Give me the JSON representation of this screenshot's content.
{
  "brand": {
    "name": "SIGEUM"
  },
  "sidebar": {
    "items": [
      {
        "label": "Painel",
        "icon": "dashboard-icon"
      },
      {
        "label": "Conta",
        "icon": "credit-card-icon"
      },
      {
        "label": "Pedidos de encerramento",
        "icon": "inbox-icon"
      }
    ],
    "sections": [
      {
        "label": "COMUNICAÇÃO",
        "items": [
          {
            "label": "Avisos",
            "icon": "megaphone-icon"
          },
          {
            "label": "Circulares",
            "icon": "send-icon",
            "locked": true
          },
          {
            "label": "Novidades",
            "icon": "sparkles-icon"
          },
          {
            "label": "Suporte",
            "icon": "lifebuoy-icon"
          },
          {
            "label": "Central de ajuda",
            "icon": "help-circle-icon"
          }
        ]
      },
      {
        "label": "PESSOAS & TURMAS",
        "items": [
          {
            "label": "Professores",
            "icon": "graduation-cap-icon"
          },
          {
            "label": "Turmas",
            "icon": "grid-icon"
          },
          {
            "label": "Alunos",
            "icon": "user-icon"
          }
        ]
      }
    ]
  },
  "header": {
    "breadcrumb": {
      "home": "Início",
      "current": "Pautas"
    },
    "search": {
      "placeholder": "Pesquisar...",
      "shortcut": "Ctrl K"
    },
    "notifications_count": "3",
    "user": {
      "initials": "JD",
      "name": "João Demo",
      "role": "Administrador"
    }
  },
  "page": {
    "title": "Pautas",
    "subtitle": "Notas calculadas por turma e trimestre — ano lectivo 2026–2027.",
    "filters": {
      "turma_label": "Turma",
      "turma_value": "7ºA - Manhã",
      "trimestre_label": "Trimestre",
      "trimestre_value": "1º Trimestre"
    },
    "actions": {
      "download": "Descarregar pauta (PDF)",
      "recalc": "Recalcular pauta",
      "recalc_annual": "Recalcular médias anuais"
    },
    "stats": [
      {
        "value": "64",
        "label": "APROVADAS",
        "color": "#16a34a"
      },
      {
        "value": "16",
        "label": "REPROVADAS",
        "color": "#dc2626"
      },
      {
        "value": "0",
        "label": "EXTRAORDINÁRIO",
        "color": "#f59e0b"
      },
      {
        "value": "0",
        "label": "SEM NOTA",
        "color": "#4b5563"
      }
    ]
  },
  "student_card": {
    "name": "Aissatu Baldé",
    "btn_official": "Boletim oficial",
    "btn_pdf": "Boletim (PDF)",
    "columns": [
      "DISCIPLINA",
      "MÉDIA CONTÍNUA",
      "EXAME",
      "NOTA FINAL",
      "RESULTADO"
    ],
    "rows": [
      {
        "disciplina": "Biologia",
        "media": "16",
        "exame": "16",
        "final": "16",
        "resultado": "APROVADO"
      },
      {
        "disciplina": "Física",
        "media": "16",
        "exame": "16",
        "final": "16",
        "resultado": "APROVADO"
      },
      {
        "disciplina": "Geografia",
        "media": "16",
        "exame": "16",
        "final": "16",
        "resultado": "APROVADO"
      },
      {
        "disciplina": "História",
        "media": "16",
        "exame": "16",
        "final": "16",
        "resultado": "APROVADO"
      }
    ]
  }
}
____
- _REQUIREMENTS_
Set down all of the entries exactly, please.

- _RESULT OF THIS EXERCISE_
Give me the JSON representation of this screenshot's content.
{
  "brand": {
    "name": "SIGEUM"
  },
  "sidebar": {
    "items": [
      {
        "label": "Painel",
        "icon": "dashboard-icon"
      },
      {
        "label": "Conta",
        "icon": "credit-card-icon"
      },
      {
        "label": "Pedidos de encerramento",
        "icon": "inbox-icon"
      }
    ],
    "sections": [
      {
        "label": "COMUNICAÇÃO",
        "items": [
          {
            "label": "Avisos",
            "icon": "megaphone-icon"
          },
          {
            "label": "Circulares",
            "icon": "send-icon",
            "locked": true
          },
          {
            "label": "Novidades",
            "icon": "sparkles-icon"
          },
          {
            "label": "Suporte",
            "icon": "lifebuoy-icon"
          },
          {
            "label": "Central de ajuda",
            "icon": "help-circle-icon"
          }
        ]
      },
      {
        "label": "PESSOAS & TURMAS",
        "items": [
          {
            "label": "Professores",
            "icon": "graduation-cap-icon"
          },
          {
            "label": "Turmas",
            "icon": "grid-icon"
          },
          {
            "label": "Alunos",
            "icon": "user-icon"
          }
        ]
      }
    ]
  },
  "header": {
    "breadcrumb": {
      "home": "Início",
      "current": "Pautas"
    },
    "search": {
      "placeholder": "Pesquisar...",
      "shortcut": "Ctrl K"
    },
    "notifications_count": "3",
    "user": {
      "initials": "JD",
      "name": "João Demo",
      "role": "Administrador"
    }
  },
  "page": {
    "title": "Pautas",
    "subtitle": "Notas calculadas por turma e trimestre — ano lectivo 2026–2027.",
    "filters": {
      "turma_label": "Turma",
      "turma_value": "7ºA - Manhã",
      "trimestre_label": "Trimestre",
      "trimestre_value": "1º Trimestre"
    },
    "actions": {
      "download": "Descarregar pauta (PDF)",
      "recalc": "Recalcular pauta",
      "recalc_annual": "Recalcular médias anuais"
    },
    "stats": [
      {
        "value": "64",
        "label": "APROVADAS",
        "color": "#16a34a"
      },
      {
        "value": "16",
        "label": "REPROVADAS",
        "color": "#dc2626"
      },
      {
        "value": "0",
        "label": "EXTRAORDINÁRIO",
        "color": "#f59e0b"
      },
      {
        "value": "0",
        "label": "SEM NOTA",
        "color": "#4b5563"
      }
    ]
  },
  "student_card": {
    "name": "Aissatu Baldé",
    "btn_official": "Boletim oficial",
    "btn_pdf": "Boletim (PDF)",
    "columns": [
      "DISCIPLINA",
      "MÉDIA CONTÍNUA",
      "EXAME",
      "NOTA FINAL",
      "RESULTADO"
    ],
    "rows": [
      {
        "disciplina": "Biologia",
        "media": "16",
        "exame": "16",
        "final": "16",
        "resultado": "APROVADO"
      },
      {
        "disciplina": "Física",
        "media": "16",
        "exame": "16",
        "final": "16",
        "resultado": "APROVADO"
      },
      {
        "disciplina": "Geografia",
        "media": "16",
        "exame": "16",
        "final": "16",
        "resultado": "APROVADO"
      },
      {
        "disciplina": "História",
        "media": "16",
        "exame": "16",
        "final": "16",
        "resultado": "APROVADO"
      }
    ]
  }
}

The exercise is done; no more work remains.